- Text shown -
* Begin *
The Distribution Agreement also included a "Complete Agreement" clause, which prohibited oral understandings between the parties:
The parties desire to have all terms of their business relationship defined in this written Agreement. Neither Company nor Distributor wishes to enter into a business relationship with the other in which any terms or obligations are the subject of alleged oral statements or in which oral statements serve as the basis for creating rights or obligations different than or supplementary to the rights and obligations set forth therein. Accordingly, Company and Distributor agree that this Agreement, together with the schedules attached hereto which the parties incorporate by reference, and any other documents or agreement executed by the parties contemporaneously hereto, supersede and cancel any prior and/or contemporaneous discussions (whether described as presentations, inducements, promises agreements or any other term), between Company or anyone acting on its behalf and Distributor or anyone acting on its behalf, which might be taken to constitute agreements, representations, inducements, promises or understandings (or any equivalent to such terms) with respect to the relationship between the parties, and Company and Distributor each agree that they have placed, and will place, no reliance on any such discussions. This Agreement, together with any other documents or agreements executed by the parties contemporaneously hereto, constitutes the entire agreement between the parties and contains all of the terms, conditions, rights and obligations of the parties with respect to any aspect of the relationship between the parties. No change, modification amendment or waiver of any of the provisions hereof shall be effective and binding upon either party unless it is in writing, specifically identified as an amendment hereto and signed by the party to be charged.
The Distribution Agreement was signed by Roy Baxter, the Kentucky Division Manager of CDC, and two Executive Vice Presidents of Red Bull.
Some time around the signing of the Distribution Agreement, Todd Thomason, Director of Sales, Midwest for Red Bull, wrote an undated letter to CDC to the attention of Baxter. The letter attempts to clarify certain issues:
Please forgive the delay in addressing the issues you presented at the time of our discussion of the Red Bull brand in your office. The following are the individual issues you raise with some clarification. . . .
* End *
- Instruction 1 -
Copy the data records word for word from their first line through the line that contains "data-point xyxy=(82,54,86,58)", including both of those lines.

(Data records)
* Begin *
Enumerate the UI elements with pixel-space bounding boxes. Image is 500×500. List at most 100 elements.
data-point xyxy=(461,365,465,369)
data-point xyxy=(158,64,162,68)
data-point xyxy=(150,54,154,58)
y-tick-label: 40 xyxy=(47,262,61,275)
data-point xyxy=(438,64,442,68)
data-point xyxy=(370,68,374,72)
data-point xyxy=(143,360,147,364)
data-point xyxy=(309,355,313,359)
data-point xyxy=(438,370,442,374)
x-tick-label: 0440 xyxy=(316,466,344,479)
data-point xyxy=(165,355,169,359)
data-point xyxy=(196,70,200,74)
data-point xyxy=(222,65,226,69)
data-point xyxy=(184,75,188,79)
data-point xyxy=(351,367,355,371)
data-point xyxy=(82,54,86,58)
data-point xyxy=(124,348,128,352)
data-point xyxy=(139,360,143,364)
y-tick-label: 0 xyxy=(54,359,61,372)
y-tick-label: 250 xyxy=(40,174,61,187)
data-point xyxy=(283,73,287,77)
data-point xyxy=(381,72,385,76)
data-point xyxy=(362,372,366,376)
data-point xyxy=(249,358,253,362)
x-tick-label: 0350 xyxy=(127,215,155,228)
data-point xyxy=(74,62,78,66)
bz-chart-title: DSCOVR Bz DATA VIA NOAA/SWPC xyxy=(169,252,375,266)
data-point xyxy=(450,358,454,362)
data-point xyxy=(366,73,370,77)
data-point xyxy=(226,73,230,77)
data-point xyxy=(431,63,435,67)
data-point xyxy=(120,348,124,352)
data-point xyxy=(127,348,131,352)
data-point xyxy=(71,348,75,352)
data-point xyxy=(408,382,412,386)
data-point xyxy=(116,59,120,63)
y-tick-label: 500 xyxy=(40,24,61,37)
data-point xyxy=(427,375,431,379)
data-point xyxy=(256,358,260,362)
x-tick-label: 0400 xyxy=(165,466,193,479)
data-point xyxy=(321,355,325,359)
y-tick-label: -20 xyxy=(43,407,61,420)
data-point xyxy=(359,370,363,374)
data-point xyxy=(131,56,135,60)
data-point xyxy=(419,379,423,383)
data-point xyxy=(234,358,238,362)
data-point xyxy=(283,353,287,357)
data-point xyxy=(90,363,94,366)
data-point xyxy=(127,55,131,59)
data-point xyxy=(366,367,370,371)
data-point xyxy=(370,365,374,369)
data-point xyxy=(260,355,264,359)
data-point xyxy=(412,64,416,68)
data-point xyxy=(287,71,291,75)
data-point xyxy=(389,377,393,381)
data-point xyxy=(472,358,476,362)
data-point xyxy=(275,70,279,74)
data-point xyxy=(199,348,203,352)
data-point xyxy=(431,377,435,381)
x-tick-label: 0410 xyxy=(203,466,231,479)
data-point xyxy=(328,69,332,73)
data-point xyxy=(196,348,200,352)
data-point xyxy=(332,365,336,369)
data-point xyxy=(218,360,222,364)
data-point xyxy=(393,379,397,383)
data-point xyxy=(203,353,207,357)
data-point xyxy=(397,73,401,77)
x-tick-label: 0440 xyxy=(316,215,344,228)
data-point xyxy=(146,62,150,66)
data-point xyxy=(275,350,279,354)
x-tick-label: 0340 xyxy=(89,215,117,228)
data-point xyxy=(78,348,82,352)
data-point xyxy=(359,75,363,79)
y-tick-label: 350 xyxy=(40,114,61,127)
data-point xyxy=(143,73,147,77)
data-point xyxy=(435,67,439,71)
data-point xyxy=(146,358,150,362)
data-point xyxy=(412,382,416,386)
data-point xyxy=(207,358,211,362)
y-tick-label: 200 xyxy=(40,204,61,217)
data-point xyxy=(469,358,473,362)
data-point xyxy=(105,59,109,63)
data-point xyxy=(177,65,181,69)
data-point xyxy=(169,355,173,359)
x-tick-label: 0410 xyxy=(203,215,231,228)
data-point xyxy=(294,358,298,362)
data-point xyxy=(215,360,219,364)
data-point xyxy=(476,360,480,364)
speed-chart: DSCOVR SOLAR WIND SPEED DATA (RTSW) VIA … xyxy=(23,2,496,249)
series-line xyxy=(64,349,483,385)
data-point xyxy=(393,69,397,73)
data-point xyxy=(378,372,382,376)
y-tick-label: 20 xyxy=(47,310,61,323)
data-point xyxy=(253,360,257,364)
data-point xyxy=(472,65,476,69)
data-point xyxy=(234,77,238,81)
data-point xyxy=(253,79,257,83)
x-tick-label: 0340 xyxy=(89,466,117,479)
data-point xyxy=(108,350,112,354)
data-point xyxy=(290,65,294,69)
* End *
- Instruction 2 -
According to the excerpt on the Distribution Agreement, who signed the agreement on behalf of CDC?

- Worked answer 1 -
Enumerate the UI elements with pixel-space bounding boxes. Image is 500×500. List at most 100 elements.
data-point xyxy=(461,365,465,369)
data-point xyxy=(158,64,162,68)
data-point xyxy=(150,54,154,58)
y-tick-label: 40 xyxy=(47,262,61,275)
data-point xyxy=(438,64,442,68)
data-point xyxy=(370,68,374,72)
data-point xyxy=(143,360,147,364)
data-point xyxy=(309,355,313,359)
data-point xyxy=(438,370,442,374)
x-tick-label: 0440 xyxy=(316,466,344,479)
data-point xyxy=(165,355,169,359)
data-point xyxy=(196,70,200,74)
data-point xyxy=(222,65,226,69)
data-point xyxy=(184,75,188,79)
data-point xyxy=(351,367,355,371)
data-point xyxy=(82,54,86,58)

- Worked answer 2 -
Roy Baxter, the Kentucky Division Manager of CDC.